- _TEXT_
┌────────
Why I read it: The description really intrigued me. I mean, what lives are like for the kids who go through magical doors and then come back to our world? Yes, please!

Who I’d recommend it to: Almost anyone who likes fantasy, but especially other people who have wondered what it was like to go to a magical other world, then come back here.

 

My rating: ★ ★ ★ ★ ★

 

 

Goodreads | Amazon | Book Depository | Barnes & Noble


What it’s about:

Eleanor West’s Home for Wayward Children
No Solicitations
No Visitors
No Quests

Children have always disappeared under the right conditions; slipping through the shadows under a bed or at the back of a wardrobe, tumbling down rabbit holes and into old wells, and emerging somewhere… else.

But magical lands have little need for used-up miracle children.

Nancy tumbled once, but now she’s back. The things she’s experienced… they change a person. The children under Miss West’s care understand all too well. And each of them is seeking a way back to their own fantasy world.

But Nancy’s arrival marks a change at the Home. There’s a darkness just around each corner, and when tragedy strikes, it’s up to Nancy and her new-found schoolmates to get to the heart of the matter.

No matter the cost.
└────────
- _RECORD SET_
┌────────
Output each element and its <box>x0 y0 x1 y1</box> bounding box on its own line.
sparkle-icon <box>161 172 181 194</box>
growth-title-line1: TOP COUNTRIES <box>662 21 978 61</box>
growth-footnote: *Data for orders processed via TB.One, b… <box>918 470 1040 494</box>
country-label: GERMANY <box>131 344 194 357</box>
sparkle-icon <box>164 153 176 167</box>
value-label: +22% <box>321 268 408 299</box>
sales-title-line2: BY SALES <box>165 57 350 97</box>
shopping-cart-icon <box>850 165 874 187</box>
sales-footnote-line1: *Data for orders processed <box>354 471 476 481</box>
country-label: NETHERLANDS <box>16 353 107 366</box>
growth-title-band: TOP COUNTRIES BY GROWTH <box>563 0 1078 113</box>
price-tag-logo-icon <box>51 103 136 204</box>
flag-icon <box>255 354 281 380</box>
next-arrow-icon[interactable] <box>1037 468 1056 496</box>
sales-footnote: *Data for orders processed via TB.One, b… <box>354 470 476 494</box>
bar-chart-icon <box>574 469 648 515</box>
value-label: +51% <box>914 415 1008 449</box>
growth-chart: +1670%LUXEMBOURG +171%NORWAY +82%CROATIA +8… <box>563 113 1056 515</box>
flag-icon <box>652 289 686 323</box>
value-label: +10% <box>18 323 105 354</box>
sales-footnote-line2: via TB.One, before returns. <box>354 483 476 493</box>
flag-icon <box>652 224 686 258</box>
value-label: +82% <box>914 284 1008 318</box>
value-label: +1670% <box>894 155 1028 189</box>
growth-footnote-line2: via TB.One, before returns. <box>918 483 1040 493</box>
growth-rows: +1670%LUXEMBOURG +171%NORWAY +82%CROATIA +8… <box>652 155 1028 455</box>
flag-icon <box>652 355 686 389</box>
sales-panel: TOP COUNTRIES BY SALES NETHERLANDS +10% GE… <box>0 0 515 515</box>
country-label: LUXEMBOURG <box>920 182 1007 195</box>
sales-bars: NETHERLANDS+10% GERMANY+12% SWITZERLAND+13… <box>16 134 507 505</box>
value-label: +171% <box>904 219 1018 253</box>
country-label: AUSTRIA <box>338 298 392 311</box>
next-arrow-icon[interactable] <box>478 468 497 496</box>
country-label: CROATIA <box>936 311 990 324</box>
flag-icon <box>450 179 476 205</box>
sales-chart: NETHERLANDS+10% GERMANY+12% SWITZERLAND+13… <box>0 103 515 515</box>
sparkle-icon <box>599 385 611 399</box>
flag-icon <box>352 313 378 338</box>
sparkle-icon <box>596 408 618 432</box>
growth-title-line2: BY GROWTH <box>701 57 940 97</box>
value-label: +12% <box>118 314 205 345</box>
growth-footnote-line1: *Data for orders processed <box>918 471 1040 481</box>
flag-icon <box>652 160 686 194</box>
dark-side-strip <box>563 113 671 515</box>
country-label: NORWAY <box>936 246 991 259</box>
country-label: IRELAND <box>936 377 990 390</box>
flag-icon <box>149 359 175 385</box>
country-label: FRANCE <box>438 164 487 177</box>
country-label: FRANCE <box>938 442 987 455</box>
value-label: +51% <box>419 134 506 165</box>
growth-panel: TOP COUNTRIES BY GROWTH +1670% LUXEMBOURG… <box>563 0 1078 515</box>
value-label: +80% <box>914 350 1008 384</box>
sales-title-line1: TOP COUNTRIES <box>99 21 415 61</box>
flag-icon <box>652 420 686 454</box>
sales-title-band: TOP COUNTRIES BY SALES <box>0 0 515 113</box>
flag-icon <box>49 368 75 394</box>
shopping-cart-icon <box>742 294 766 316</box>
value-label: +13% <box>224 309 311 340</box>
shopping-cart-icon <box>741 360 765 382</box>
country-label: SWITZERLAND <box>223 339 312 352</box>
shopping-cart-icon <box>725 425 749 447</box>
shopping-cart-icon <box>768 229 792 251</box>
└────────
┌────────
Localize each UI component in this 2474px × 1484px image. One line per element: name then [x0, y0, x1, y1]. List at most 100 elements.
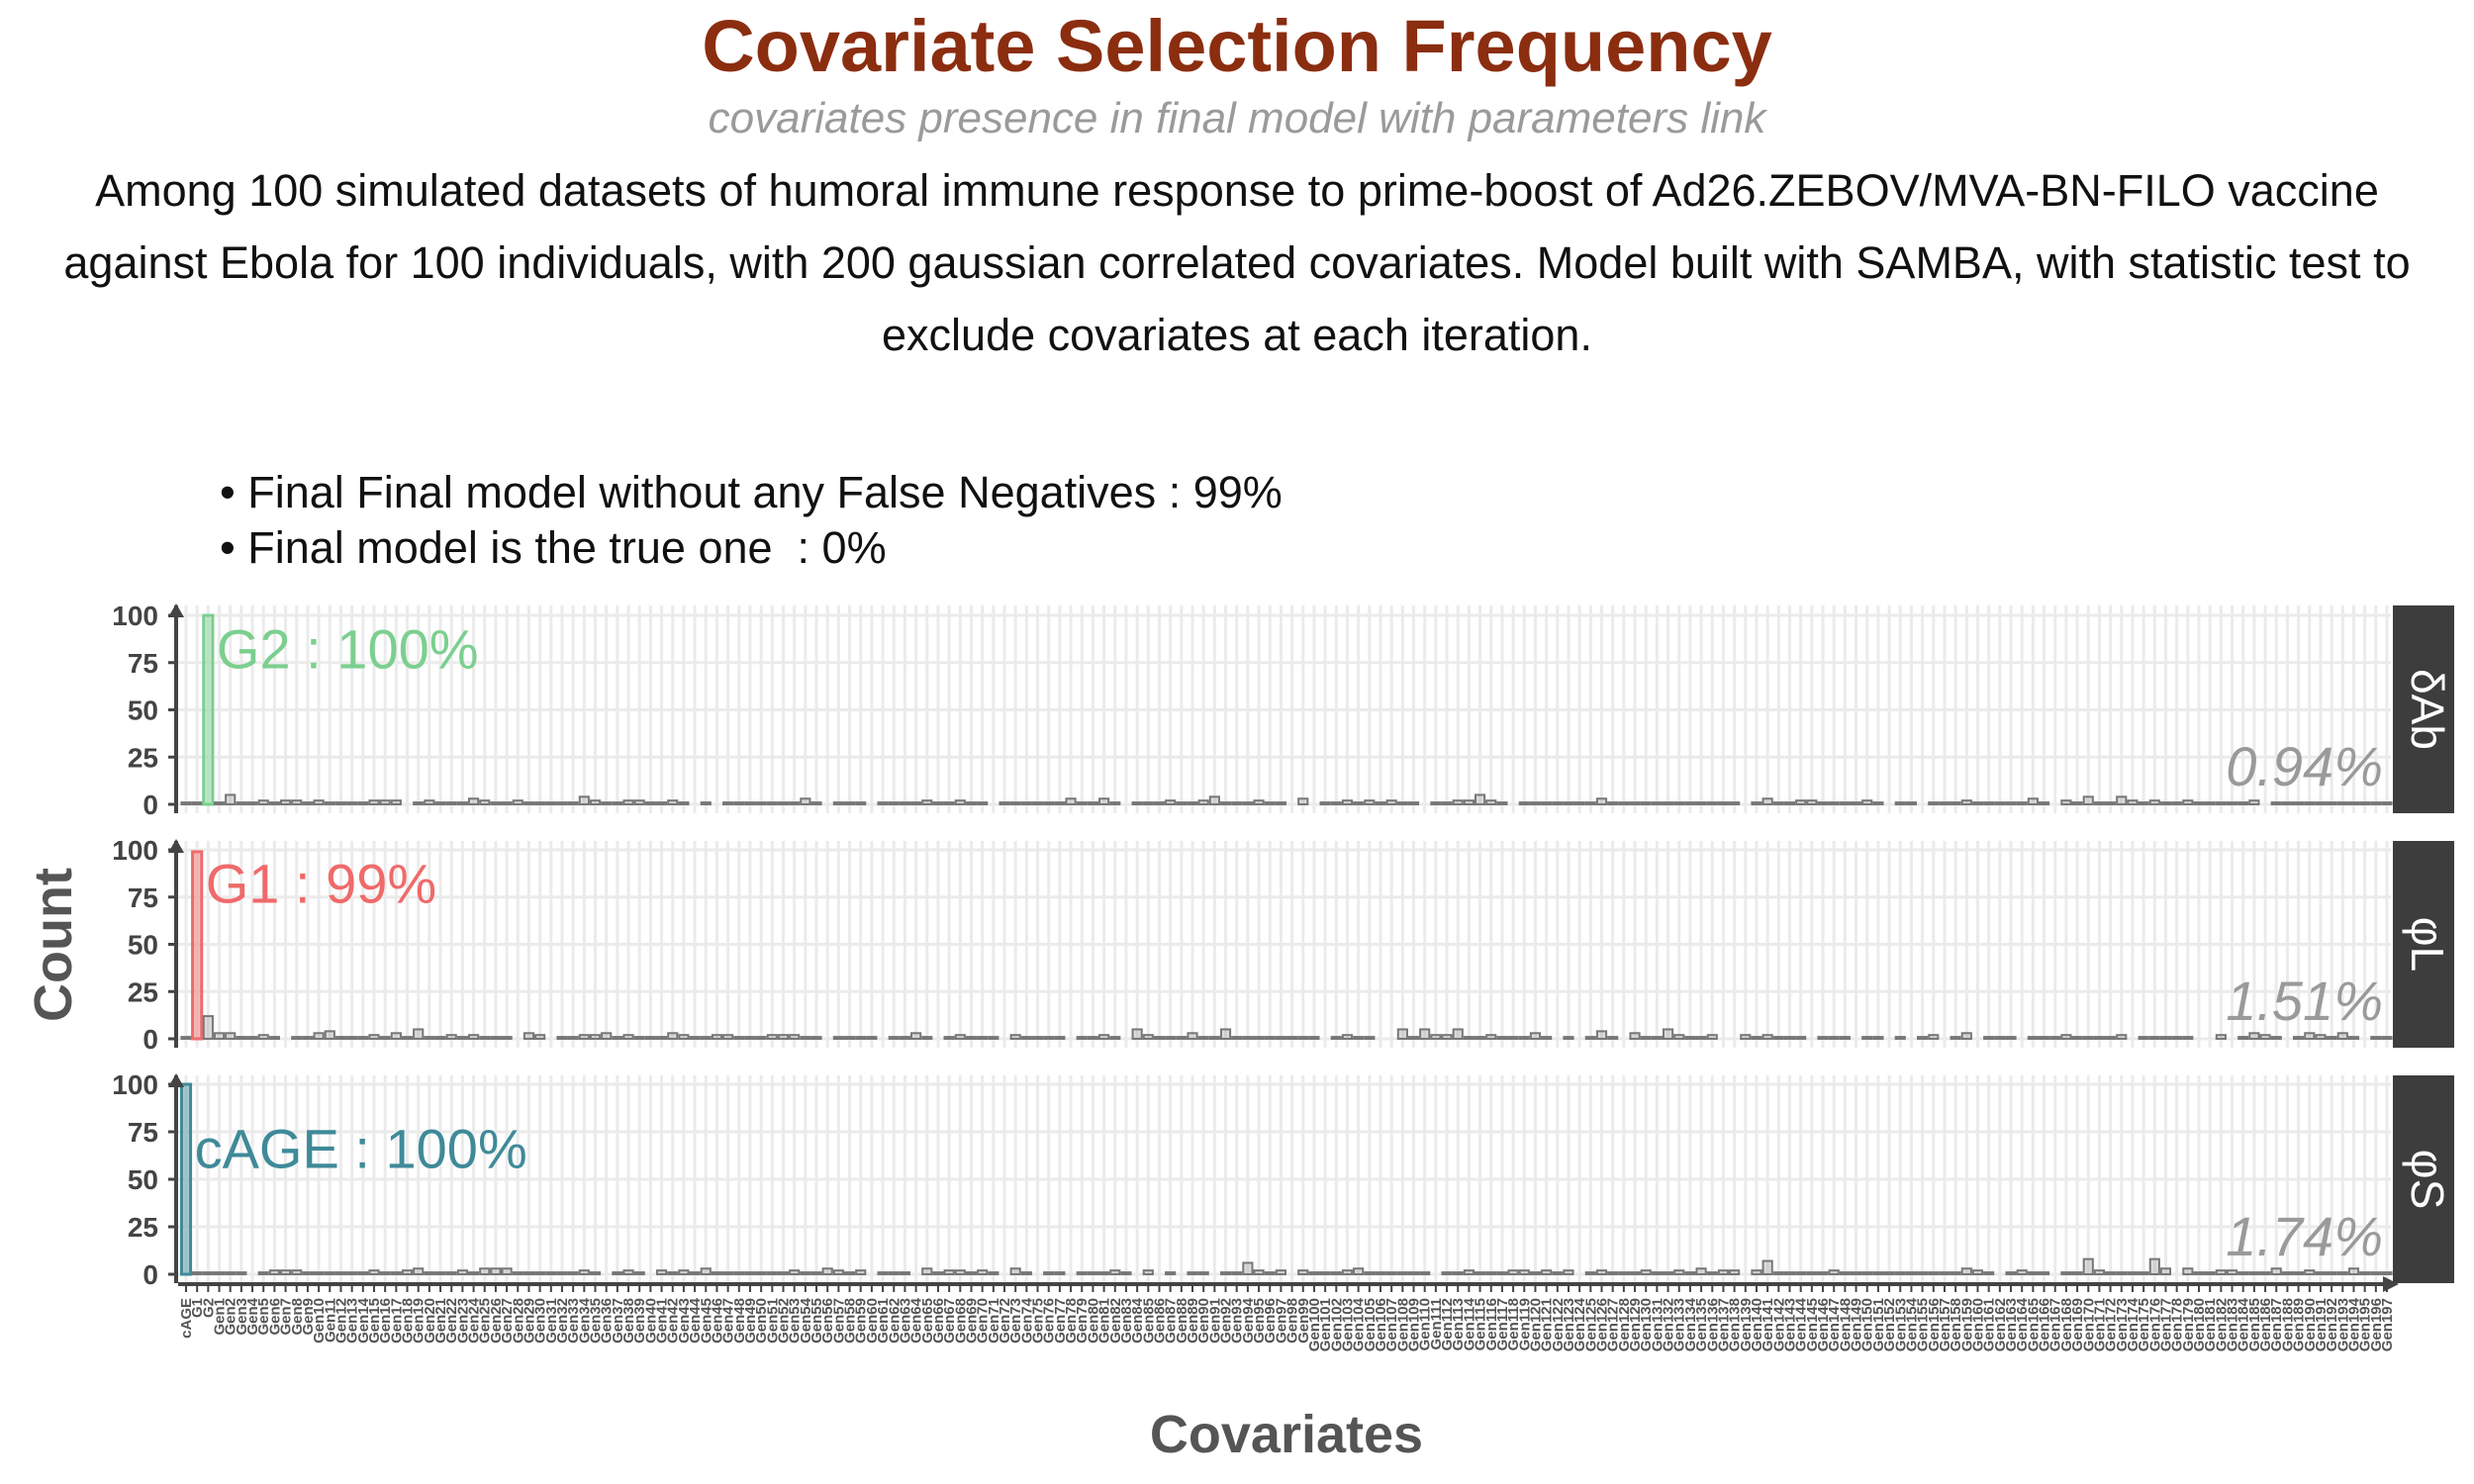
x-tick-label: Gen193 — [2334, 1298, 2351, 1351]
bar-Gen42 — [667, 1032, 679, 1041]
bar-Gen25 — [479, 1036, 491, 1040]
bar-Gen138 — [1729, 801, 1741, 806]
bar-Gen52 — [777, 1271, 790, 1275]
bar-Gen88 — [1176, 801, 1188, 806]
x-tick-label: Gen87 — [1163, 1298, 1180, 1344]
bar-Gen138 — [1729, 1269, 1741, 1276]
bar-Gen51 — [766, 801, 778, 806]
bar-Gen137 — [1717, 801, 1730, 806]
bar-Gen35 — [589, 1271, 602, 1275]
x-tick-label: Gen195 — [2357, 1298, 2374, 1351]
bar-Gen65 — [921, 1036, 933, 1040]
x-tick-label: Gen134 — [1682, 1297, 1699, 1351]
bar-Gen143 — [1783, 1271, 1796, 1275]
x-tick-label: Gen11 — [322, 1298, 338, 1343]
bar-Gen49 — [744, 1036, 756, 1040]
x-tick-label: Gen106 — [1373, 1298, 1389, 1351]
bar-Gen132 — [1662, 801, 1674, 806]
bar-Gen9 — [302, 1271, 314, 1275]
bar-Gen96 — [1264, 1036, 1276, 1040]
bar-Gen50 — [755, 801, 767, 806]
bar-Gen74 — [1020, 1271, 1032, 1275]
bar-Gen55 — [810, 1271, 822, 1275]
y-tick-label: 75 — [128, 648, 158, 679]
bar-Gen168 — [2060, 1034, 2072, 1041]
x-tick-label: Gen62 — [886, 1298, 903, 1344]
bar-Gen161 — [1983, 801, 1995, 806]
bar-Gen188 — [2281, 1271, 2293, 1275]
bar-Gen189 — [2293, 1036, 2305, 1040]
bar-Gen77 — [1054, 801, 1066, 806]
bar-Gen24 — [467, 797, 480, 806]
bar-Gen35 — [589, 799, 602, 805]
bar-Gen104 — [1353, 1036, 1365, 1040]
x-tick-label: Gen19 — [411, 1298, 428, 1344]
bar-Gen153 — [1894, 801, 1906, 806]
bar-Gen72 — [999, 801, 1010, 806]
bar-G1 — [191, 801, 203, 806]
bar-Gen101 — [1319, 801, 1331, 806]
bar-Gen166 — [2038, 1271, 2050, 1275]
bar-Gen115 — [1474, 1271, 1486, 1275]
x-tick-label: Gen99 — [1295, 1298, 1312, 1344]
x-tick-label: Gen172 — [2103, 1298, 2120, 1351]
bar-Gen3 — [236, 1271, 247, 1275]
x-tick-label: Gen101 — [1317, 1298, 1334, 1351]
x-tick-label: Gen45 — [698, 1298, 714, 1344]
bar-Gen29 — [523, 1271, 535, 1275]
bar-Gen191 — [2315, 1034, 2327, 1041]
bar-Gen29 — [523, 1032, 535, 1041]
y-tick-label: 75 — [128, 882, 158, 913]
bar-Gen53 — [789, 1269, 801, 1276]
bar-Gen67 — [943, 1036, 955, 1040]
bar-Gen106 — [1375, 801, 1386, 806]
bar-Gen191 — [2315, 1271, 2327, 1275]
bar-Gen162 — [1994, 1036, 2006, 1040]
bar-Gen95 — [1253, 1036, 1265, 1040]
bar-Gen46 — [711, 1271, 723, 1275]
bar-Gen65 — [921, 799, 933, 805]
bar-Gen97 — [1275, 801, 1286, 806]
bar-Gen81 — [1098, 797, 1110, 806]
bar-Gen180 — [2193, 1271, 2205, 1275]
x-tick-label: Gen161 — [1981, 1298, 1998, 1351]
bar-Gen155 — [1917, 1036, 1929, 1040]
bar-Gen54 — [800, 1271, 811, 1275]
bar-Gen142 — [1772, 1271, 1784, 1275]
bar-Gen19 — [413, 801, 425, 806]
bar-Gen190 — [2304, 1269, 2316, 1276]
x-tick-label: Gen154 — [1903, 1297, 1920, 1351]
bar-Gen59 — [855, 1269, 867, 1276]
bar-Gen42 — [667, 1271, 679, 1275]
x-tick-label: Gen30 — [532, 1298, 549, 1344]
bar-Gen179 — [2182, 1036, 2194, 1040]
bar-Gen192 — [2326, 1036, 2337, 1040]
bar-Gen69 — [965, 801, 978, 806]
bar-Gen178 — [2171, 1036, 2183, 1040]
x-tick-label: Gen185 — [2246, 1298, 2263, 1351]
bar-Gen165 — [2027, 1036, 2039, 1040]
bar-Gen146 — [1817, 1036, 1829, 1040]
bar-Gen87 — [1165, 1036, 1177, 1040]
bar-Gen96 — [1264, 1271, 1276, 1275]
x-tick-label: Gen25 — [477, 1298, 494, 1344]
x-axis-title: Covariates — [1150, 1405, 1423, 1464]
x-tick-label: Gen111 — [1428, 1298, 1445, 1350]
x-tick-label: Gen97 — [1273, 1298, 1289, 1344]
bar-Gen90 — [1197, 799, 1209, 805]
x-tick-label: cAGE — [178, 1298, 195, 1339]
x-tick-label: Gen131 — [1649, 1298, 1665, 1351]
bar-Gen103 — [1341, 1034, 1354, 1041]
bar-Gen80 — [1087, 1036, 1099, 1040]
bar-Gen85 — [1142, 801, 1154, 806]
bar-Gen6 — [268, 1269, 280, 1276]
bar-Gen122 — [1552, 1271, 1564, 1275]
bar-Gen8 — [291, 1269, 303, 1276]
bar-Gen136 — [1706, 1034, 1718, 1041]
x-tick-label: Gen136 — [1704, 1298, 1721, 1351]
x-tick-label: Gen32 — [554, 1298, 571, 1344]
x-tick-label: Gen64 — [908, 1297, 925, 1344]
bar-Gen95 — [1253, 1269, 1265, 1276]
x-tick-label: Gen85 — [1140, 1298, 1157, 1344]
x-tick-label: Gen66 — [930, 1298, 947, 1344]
└────────
┌────────
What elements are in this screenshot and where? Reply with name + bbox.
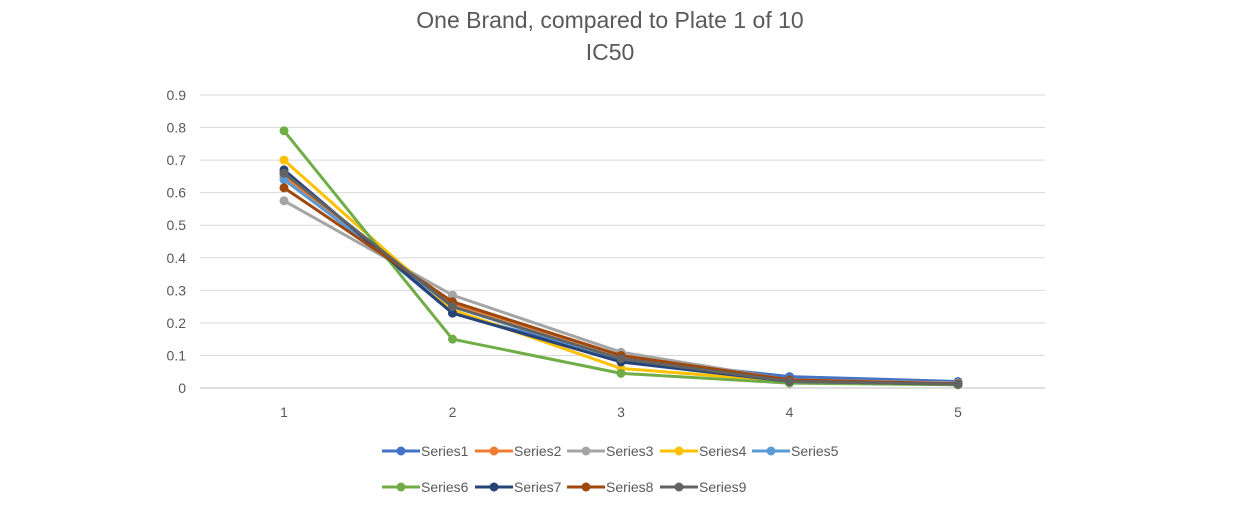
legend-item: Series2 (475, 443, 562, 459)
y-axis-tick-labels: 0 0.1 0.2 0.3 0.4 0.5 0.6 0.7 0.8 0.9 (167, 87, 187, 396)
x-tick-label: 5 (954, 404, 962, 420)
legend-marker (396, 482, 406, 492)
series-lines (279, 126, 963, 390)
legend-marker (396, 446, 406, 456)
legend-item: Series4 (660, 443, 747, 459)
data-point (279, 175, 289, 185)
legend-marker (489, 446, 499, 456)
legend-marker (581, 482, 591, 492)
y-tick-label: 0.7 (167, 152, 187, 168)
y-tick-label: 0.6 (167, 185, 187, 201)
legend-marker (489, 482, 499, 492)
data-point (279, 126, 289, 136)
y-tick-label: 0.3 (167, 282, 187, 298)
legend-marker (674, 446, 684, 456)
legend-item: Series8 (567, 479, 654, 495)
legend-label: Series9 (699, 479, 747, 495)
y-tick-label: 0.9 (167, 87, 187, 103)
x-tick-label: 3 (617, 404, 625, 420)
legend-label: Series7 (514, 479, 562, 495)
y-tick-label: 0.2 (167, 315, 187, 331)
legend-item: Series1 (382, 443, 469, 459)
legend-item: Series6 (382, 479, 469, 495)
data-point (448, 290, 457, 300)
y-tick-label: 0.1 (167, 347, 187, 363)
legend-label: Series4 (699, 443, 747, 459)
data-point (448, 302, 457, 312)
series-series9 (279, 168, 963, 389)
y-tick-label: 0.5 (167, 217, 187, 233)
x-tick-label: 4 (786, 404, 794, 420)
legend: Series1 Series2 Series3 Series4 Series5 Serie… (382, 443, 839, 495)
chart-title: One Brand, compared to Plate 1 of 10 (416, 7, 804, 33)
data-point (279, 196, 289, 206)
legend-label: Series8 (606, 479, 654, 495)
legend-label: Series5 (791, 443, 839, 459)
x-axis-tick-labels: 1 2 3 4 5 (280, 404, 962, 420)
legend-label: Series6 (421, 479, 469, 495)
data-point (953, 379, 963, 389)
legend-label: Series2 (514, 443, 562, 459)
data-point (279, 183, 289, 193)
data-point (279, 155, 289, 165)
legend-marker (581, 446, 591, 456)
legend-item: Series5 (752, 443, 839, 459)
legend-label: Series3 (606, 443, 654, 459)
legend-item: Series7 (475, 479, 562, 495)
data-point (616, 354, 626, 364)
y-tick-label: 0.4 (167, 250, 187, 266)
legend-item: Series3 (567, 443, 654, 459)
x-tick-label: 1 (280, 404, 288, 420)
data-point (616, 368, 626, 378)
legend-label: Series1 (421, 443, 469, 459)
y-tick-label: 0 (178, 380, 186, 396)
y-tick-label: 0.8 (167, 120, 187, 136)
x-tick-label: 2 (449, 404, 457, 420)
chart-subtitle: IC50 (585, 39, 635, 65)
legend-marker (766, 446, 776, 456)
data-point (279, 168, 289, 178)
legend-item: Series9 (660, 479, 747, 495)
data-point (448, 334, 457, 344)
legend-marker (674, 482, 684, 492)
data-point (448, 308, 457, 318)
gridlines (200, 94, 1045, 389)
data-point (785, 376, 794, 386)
└────────
- _WHAT YOU SHOULD DO_
Write out the book review word for word, from "Nancy tumbled once, but" up to and including "of the matter.".

- _ANSWER FOR THIS EXERCISE_
Nancy tumbled once, but now she’s back. The things she’s experienced… they change a person. The children under Miss West’s care understand all too well. And each of them is seeking a way back to their own fantasy world.

But Nancy’s arrival marks a change at the Home. There’s a darkness just around each corner, and when tragedy strikes, it’s up to Nancy and her new-found schoolmates to get to the heart of the matter.